:: Given exercise ::
Copy each line exactly. Drop every picture.

(Dataset entries)
>> BEGIN

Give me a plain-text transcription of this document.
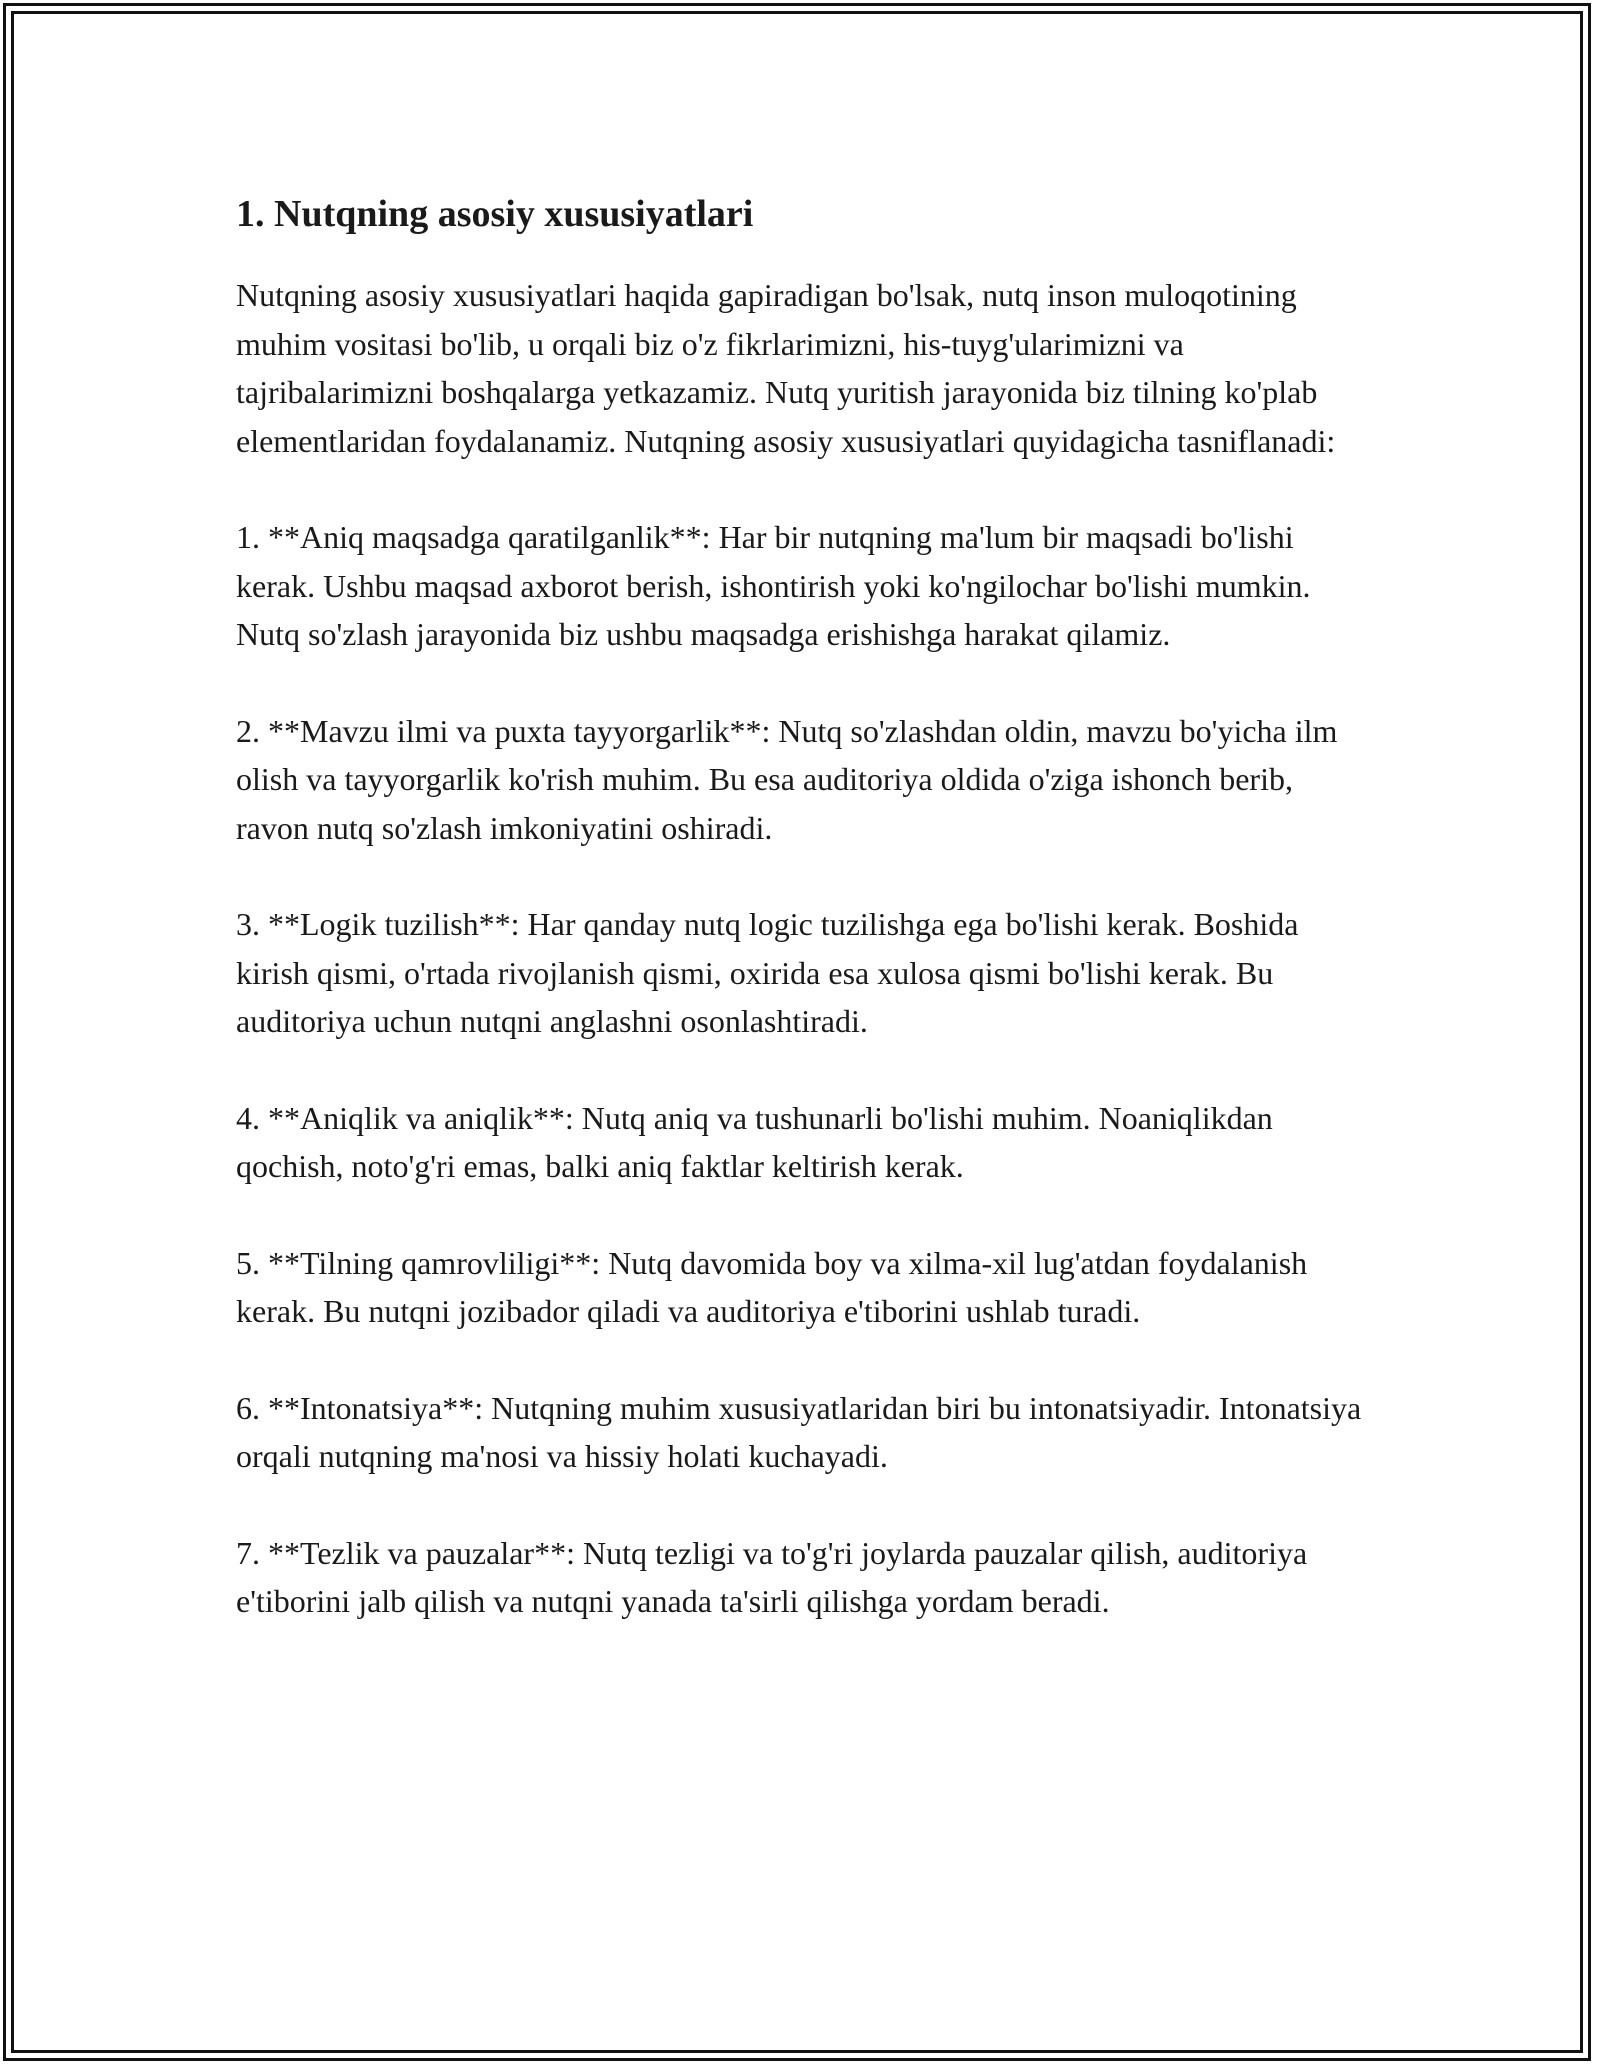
1. Nutqning asosiy xususiyatlari

Nutqning asosiy xususiyatlari haqida gapiradigan bo'lsak, nutq inson muloqotining muhim vositasi bo'lib, u orqali biz o'z fikrlarimizni, his-tuyg'ularimizni va tajribalarimizni boshqalarga yetkazamiz. Nutq yuritish jarayonida biz tilning ko'plab elementlaridan foydalanamiz. Nutqning asosiy xususiyatlari quyidagicha tasniflanadi:

1. **Aniq maqsadga qaratilganlik**: Har bir nutqning ma'lum bir maqsadi bo'lishi kerak. Ushbu maqsad axborot berish, ishontirish yoki ko'ngilochar bo'lishi mumkin. Nutq so'zlash jarayonida biz ushbu maqsadga erishishga harakat qilamiz.

2. **Mavzu ilmi va puxta tayyorgarlik**: Nutq so'zlashdan oldin, mavzu bo'yicha ilm olish va tayyorgarlik ko'rish muhim. Bu esa auditoriya oldida o'ziga ishonch berib, ravon nutq so'zlash imkoniyatini oshiradi.

3. **Logik tuzilish**: Har qanday nutq logic tuzilishga ega bo'lishi kerak. Boshida kirish qismi, o'rtada rivojlanish qismi, oxirida esa xulosa qismi bo'lishi kerak. Bu auditoriya uchun nutqni anglashni osonlashtiradi.

4. **Aniqlik va aniqlik**: Nutq aniq va tushunarli bo'lishi muhim. Noaniqlikdan qochish, noto'g'ri emas, balki aniq faktlar keltirish kerak.

5. **Tilning qamrovliligi**: Nutq davomida boy va xilma-xil lug'atdan foydalanish kerak. Bu nutqni jozibador qiladi va auditoriya e'tiborini ushlab turadi.

6. **Intonatsiya**: Nutqning muhim xususiyatlaridan biri bu intonatsiyadir. Intonatsiya orqali nutqning ma'nosi va hissiy holati kuchayadi.

7. **Tezlik va pauzalar**: Nutq tezligi va to'g'ri joylarda pauzalar qilish, auditoriya e'tiborini jalb qilish va nutqni yanada ta'sirli qilishga yordam beradi.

>> END

:: Answer for the task ::
Give me a plain-text transcription of this document.
1. Nutqning asosiy xususiyatlari

Nutqning asosiy xususiyatlari haqida gapiradigan bo'lsak, nutq inson muloqotining muhim vositasi bo'lib, u orqali biz o'z fikrlarimizni, his-tuyg'ularimizni va tajribalarimizni boshqalarga yetkazamiz. Nutq yuritish jarayonida biz tilning ko'plab elementlaridan foydalanamiz. Nutqning asosiy xususiyatlari quyidagicha tasniflanadi:

1. **Aniq maqsadga qaratilganlik**: Har bir nutqning ma'lum bir maqsadi bo'lishi kerak. Ushbu maqsad axborot berish, ishontirish yoki ko'ngilochar bo'lishi mumkin. Nutq so'zlash jarayonida biz ushbu maqsadga erishishga harakat qilamiz.

2. **Mavzu ilmi va puxta tayyorgarlik**: Nutq so'zlashdan oldin, mavzu bo'yicha ilm olish va tayyorgarlik ko'rish muhim. Bu esa auditoriya oldida o'ziga ishonch berib, ravon nutq so'zlash imkoniyatini oshiradi.

3. **Logik tuzilish**: Har qanday nutq logic tuzilishga ega bo'lishi kerak. Boshida kirish qismi, o'rtada rivojlanish qismi, oxirida esa xulosa qismi bo'lishi kerak. Bu auditoriya uchun nutqni anglashni osonlashtiradi.

4. **Aniqlik va aniqlik**: Nutq aniq va tushunarli bo'lishi muhim. Noaniqlikdan qochish, noto'g'ri emas, balki aniq faktlar keltirish kerak.

5. **Tilning qamrovliligi**: Nutq davomida boy va xilma-xil lug'atdan foydalanish kerak. Bu nutqni jozibador qiladi va auditoriya e'tiborini ushlab turadi.

6. **Intonatsiya**: Nutqning muhim xususiyatlaridan biri bu intonatsiyadir. Intonatsiya orqali nutqning ma'nosi va hissiy holati kuchayadi.

7. **Tezlik va pauzalar**: Nutq tezligi va to'g'ri joylarda pauzalar qilish, auditoriya e'tiborini jalb qilish va nutqni yanada ta'sirli qilishga yordam beradi.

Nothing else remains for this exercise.